* Objective
Read the records below. Copy each line where the string "товаров" occurs.

* Recorded data

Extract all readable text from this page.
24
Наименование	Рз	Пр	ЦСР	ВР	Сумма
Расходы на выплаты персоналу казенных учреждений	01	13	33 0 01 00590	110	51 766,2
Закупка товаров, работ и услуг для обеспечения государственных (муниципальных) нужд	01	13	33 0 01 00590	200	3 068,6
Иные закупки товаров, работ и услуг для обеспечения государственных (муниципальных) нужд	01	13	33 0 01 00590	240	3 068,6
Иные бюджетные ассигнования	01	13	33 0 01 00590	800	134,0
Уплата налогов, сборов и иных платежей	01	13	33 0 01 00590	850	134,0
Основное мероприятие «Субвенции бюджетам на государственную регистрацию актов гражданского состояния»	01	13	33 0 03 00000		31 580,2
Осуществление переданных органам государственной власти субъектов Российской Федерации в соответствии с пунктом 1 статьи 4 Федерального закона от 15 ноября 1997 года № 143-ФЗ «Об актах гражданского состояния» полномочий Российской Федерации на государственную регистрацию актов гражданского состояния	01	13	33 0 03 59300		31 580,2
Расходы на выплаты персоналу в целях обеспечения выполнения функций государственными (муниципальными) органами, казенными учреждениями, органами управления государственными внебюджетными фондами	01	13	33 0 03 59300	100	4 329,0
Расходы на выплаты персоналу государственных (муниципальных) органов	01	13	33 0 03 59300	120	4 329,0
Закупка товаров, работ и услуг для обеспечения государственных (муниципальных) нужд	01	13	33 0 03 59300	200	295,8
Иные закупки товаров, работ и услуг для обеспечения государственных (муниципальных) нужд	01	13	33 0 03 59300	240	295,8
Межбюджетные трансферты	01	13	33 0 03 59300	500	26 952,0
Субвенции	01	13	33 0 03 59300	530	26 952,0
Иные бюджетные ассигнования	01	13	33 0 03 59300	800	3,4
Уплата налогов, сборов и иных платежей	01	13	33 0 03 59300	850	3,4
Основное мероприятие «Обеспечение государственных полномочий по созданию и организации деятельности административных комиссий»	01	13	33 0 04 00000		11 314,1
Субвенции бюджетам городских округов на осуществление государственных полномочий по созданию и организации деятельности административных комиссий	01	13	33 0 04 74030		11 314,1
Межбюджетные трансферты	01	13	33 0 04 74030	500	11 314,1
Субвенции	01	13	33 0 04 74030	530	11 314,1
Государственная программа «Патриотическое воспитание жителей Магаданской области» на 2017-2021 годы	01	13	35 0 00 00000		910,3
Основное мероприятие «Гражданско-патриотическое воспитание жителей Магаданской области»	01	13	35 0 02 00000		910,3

* Written solution
Закупка товаров, работ и услуг для обеспечения государственных (муниципальных) нужд	01	13	33 0 01 00590	200	3 068,6
Иные закупки товаров, работ и услуг для обеспечения государственных (муниципальных) нужд	01	13	33 0 01 00590	240	3 068,6
Закупка товаров, работ и услуг для обеспечения государственных (муниципальных) нужд	01	13	33 0 03 59300	200	295,8
Иные закупки товаров, работ и услуг для обеспечения государственных (муниципальных) нужд	01	13	33 0 03 59300	240	295,8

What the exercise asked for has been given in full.